### ITEMS
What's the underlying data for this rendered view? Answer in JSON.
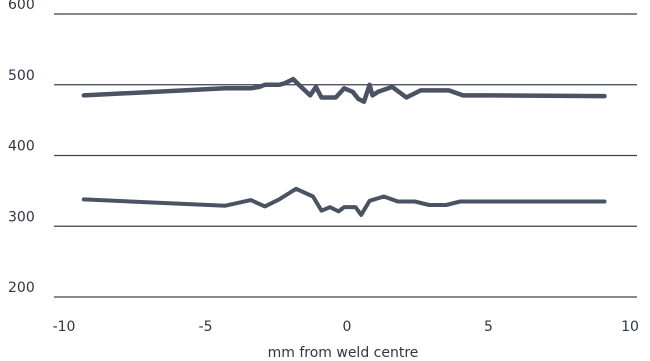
{
  "chart_data": {
    "type": "line",
    "title": "",
    "xlabel": "mm from weld centre",
    "ylabel": "",
    "xlim": [
      -10,
      10
    ],
    "ylim": [
      200,
      600
    ],
    "xticks": [
      -10,
      -5,
      0,
      5,
      10
    ],
    "yticks": [
      200,
      300,
      400,
      500,
      600
    ],
    "grid": true,
    "legend": "none",
    "colors": {
      "series": "#4a5263",
      "grid": "#3a4150",
      "text": "#2f3542"
    },
    "series": [
      {
        "x": [
          -9.3,
          -4.3,
          -3.4,
          -3.1,
          -2.9,
          -2.4,
          -2.2,
          -1.9,
          -1.7,
          -1.3,
          -1.1,
          -0.9,
          -0.6,
          -0.4,
          -0.1,
          0.2,
          0.4,
          0.6,
          0.8,
          0.9,
          1.1,
          1.6,
          2.1,
          2.6,
          3.0,
          3.6,
          4.1,
          5.0,
          9.1
        ],
        "values": [
          485,
          495,
          495,
          497,
          500,
          500,
          502,
          508,
          500,
          485,
          497,
          482,
          482,
          482,
          495,
          490,
          480,
          476,
          500,
          485,
          490,
          497,
          482,
          492,
          492,
          492,
          485,
          485,
          484
        ]
      },
      {
        "x": [
          -9.3,
          -4.3,
          -3.4,
          -2.9,
          -2.4,
          -1.8,
          -1.2,
          -0.9,
          -0.6,
          -0.3,
          -0.1,
          0.3,
          0.5,
          0.8,
          1.3,
          1.8,
          2.4,
          2.9,
          3.5,
          4.0,
          5.0,
          9.1
        ],
        "values": [
          338,
          329,
          337,
          328,
          338,
          353,
          342,
          322,
          327,
          321,
          327,
          327,
          316,
          336,
          342,
          335,
          335,
          330,
          330,
          335,
          335,
          335
        ]
      }
    ]
  }
}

### WHAT TO PRODUCE
Without the pictures, write out every entry precisely as it appears.

### FINISHED EXERCISE
What's the underlying data for this rendered view? Answer in JSON.
{
  "chart_data": {
    "type": "line",
    "title": "",
    "xlabel": "mm from weld centre",
    "ylabel": "",
    "xlim": [
      -10,
      10
    ],
    "ylim": [
      200,
      600
    ],
    "xticks": [
      -10,
      -5,
      0,
      5,
      10
    ],
    "yticks": [
      200,
      300,
      400,
      500,
      600
    ],
    "grid": true,
    "legend": "none",
    "colors": {
      "series": "#4a5263",
      "grid": "#3a4150",
      "text": "#2f3542"
    },
    "series": [
      {
        "x": [
          -9.3,
          -4.3,
          -3.4,
          -3.1,
          -2.9,
          -2.4,
          -2.2,
          -1.9,
          -1.7,
          -1.3,
          -1.1,
          -0.9,
          -0.6,
          -0.4,
          -0.1,
          0.2,
          0.4,
          0.6,
          0.8,
          0.9,
          1.1,
          1.6,
          2.1,
          2.6,
          3.0,
          3.6,
          4.1,
          5.0,
          9.1
        ],
        "values": [
          485,
          495,
          495,
          497,
          500,
          500,
          502,
          508,
          500,
          485,
          497,
          482,
          482,
          482,
          495,
          490,
          480,
          476,
          500,
          485,
          490,
          497,
          482,
          492,
          492,
          492,
          485,
          485,
          484
        ]
      },
      {
        "x": [
          -9.3,
          -4.3,
          -3.4,
          -2.9,
          -2.4,
          -1.8,
          -1.2,
          -0.9,
          -0.6,
          -0.3,
          -0.1,
          0.3,
          0.5,
          0.8,
          1.3,
          1.8,
          2.4,
          2.9,
          3.5,
          4.0,
          5.0,
          9.1
        ],
        "values": [
          338,
          329,
          337,
          328,
          338,
          353,
          342,
          322,
          327,
          321,
          327,
          327,
          316,
          336,
          342,
          335,
          335,
          330,
          330,
          335,
          335,
          335
        ]
      }
    ]
  }
}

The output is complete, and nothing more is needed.